[Items from a figure collection]
>>>

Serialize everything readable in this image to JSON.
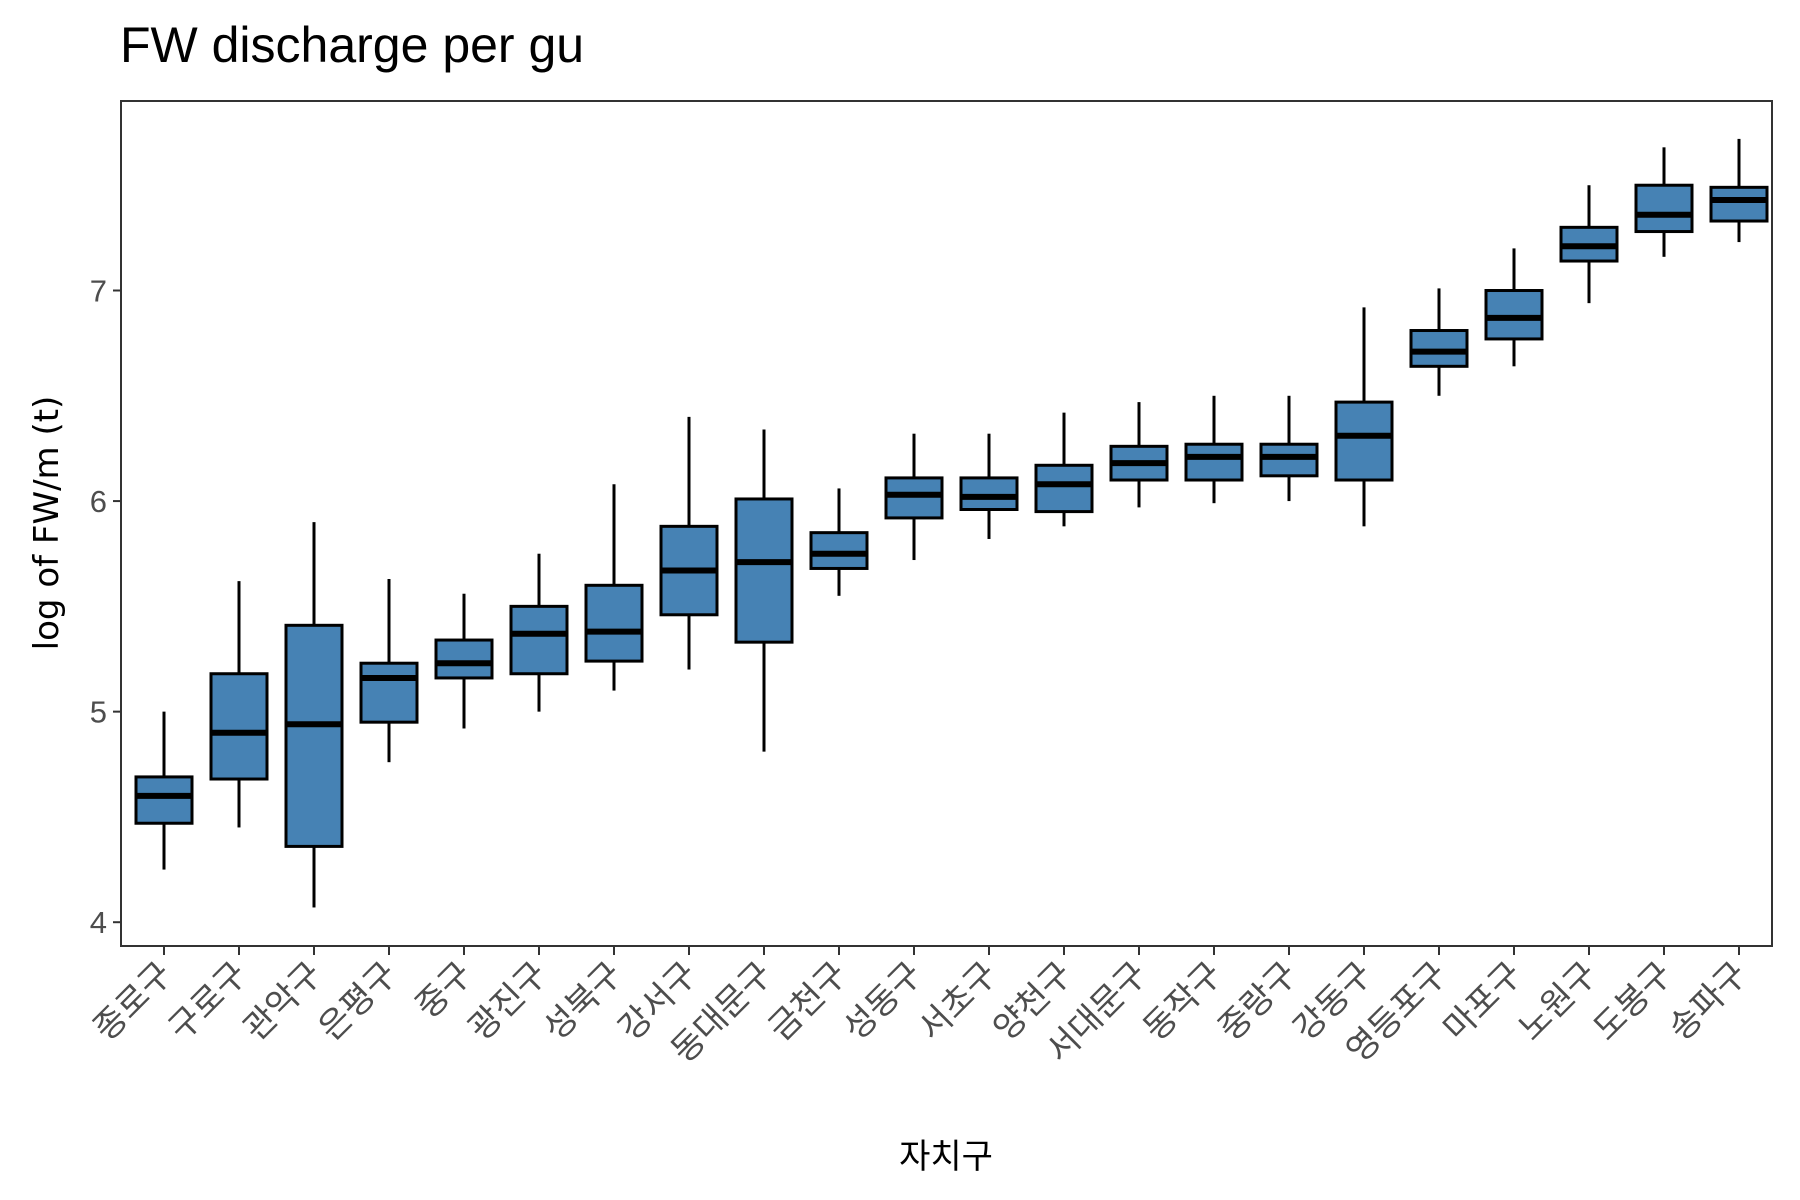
{
  "chart_data": {
    "type": "box",
    "title": "FW discharge per gu",
    "xlabel": "자치구",
    "ylabel": "log of FW/m (t)",
    "ylim": [
      3.9,
      7.9
    ],
    "yticks": [
      4,
      5,
      6,
      7
    ],
    "grid": false,
    "box_fill": "#4682B4",
    "box_stroke": "#000000",
    "categories": [
      "종로구",
      "구로구",
      "관악구",
      "은평구",
      "중구",
      "광진구",
      "성북구",
      "강서구",
      "동대문구",
      "금천구",
      "성동구",
      "서초구",
      "양천구",
      "서대문구",
      "동작구",
      "중랑구",
      "강동구",
      "영등포구",
      "마포구",
      "노원구",
      "도봉구",
      "송파구"
    ],
    "series": [
      {
        "whisker_low": [
          4.25,
          4.45,
          4.07,
          4.76,
          4.92,
          5.0,
          5.1,
          5.2,
          4.81,
          5.55,
          5.72,
          5.82,
          5.88,
          5.97,
          5.99,
          6.0,
          5.88,
          6.5,
          6.64,
          6.94,
          7.16,
          7.23
        ],
        "q1": [
          4.47,
          4.68,
          4.36,
          4.95,
          5.16,
          5.18,
          5.24,
          5.46,
          5.33,
          5.68,
          5.92,
          5.96,
          5.95,
          6.1,
          6.1,
          6.12,
          6.1,
          6.64,
          6.77,
          7.14,
          7.28,
          7.33
        ],
        "median": [
          4.6,
          4.9,
          4.94,
          5.16,
          5.23,
          5.37,
          5.38,
          5.67,
          5.71,
          5.75,
          6.03,
          6.02,
          6.08,
          6.18,
          6.21,
          6.21,
          6.31,
          6.71,
          6.87,
          7.21,
          7.36,
          7.43
        ],
        "q3": [
          4.69,
          5.18,
          5.41,
          5.23,
          5.34,
          5.5,
          5.6,
          5.88,
          6.01,
          5.85,
          6.11,
          6.11,
          6.17,
          6.26,
          6.27,
          6.27,
          6.47,
          6.81,
          7.0,
          7.3,
          7.5,
          7.49
        ],
        "whisker_high": [
          5.0,
          5.62,
          5.9,
          5.63,
          5.56,
          5.75,
          6.08,
          6.4,
          6.34,
          6.06,
          6.32,
          6.32,
          6.42,
          6.47,
          6.5,
          6.5,
          6.92,
          7.01,
          7.2,
          7.5,
          7.68,
          7.72
        ]
      }
    ]
  }
}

<<<

Leave out the pictures and output the rest of the material exactly as written.

■ PROBLEM SOLUTION:
Serialize everything readable in this image to JSON.
{
  "chart_data": {
    "type": "box",
    "title": "FW discharge per gu",
    "xlabel": "자치구",
    "ylabel": "log of FW/m (t)",
    "ylim": [
      3.9,
      7.9
    ],
    "yticks": [
      4,
      5,
      6,
      7
    ],
    "grid": false,
    "box_fill": "#4682B4",
    "box_stroke": "#000000",
    "categories": [
      "종로구",
      "구로구",
      "관악구",
      "은평구",
      "중구",
      "광진구",
      "성북구",
      "강서구",
      "동대문구",
      "금천구",
      "성동구",
      "서초구",
      "양천구",
      "서대문구",
      "동작구",
      "중랑구",
      "강동구",
      "영등포구",
      "마포구",
      "노원구",
      "도봉구",
      "송파구"
    ],
    "series": [
      {
        "whisker_low": [
          4.25,
          4.45,
          4.07,
          4.76,
          4.92,
          5.0,
          5.1,
          5.2,
          4.81,
          5.55,
          5.72,
          5.82,
          5.88,
          5.97,
          5.99,
          6.0,
          5.88,
          6.5,
          6.64,
          6.94,
          7.16,
          7.23
        ],
        "q1": [
          4.47,
          4.68,
          4.36,
          4.95,
          5.16,
          5.18,
          5.24,
          5.46,
          5.33,
          5.68,
          5.92,
          5.96,
          5.95,
          6.1,
          6.1,
          6.12,
          6.1,
          6.64,
          6.77,
          7.14,
          7.28,
          7.33
        ],
        "median": [
          4.6,
          4.9,
          4.94,
          5.16,
          5.23,
          5.37,
          5.38,
          5.67,
          5.71,
          5.75,
          6.03,
          6.02,
          6.08,
          6.18,
          6.21,
          6.21,
          6.31,
          6.71,
          6.87,
          7.21,
          7.36,
          7.43
        ],
        "q3": [
          4.69,
          5.18,
          5.41,
          5.23,
          5.34,
          5.5,
          5.6,
          5.88,
          6.01,
          5.85,
          6.11,
          6.11,
          6.17,
          6.26,
          6.27,
          6.27,
          6.47,
          6.81,
          7.0,
          7.3,
          7.5,
          7.49
        ],
        "whisker_high": [
          5.0,
          5.62,
          5.9,
          5.63,
          5.56,
          5.75,
          6.08,
          6.4,
          6.34,
          6.06,
          6.32,
          6.32,
          6.42,
          6.47,
          6.5,
          6.5,
          6.92,
          7.01,
          7.2,
          7.5,
          7.68,
          7.72
        ]
      }
    ]
  }
}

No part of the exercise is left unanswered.